[Collected data]
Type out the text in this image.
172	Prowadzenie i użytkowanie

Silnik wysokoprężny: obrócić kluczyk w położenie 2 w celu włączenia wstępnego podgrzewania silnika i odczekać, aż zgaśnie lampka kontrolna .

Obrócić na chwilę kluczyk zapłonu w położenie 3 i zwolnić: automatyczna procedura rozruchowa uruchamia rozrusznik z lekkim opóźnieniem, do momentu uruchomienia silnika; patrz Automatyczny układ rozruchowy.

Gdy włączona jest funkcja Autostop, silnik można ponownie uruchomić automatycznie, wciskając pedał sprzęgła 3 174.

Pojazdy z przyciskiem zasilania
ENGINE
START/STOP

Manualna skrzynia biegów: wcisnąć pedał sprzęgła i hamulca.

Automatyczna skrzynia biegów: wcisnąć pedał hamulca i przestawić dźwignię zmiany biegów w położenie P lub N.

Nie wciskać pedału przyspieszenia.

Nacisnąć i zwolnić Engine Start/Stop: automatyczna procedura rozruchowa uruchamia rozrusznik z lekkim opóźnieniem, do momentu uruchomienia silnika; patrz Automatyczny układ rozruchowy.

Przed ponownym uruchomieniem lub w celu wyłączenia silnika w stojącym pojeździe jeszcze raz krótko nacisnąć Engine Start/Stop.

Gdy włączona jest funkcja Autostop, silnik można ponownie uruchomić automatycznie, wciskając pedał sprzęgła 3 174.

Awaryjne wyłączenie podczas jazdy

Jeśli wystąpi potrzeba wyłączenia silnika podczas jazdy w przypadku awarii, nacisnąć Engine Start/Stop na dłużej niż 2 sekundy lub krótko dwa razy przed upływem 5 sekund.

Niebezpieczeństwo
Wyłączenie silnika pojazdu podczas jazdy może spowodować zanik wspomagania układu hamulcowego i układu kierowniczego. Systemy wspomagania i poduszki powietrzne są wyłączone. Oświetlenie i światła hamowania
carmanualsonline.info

__Work instructions__:
Pull out each line of the entries that contains "opóźnieniem".

__Solution to this exercise__:
Obrócić na chwilę kluczyk zapłonu w położenie 3 i zwolnić: automatyczna procedura rozruchowa uruchamia rozrusznik z lekkim opóźnieniem, do momentu uruchomienia silnika; patrz Automatyczny układ rozruchowy.
Nacisnąć i zwolnić Engine Start/Stop: automatyczna procedura rozruchowa uruchamia rozrusznik z lekkim opóźnieniem, do momentu uruchomienia silnika; patrz Automatyczny układ rozruchowy.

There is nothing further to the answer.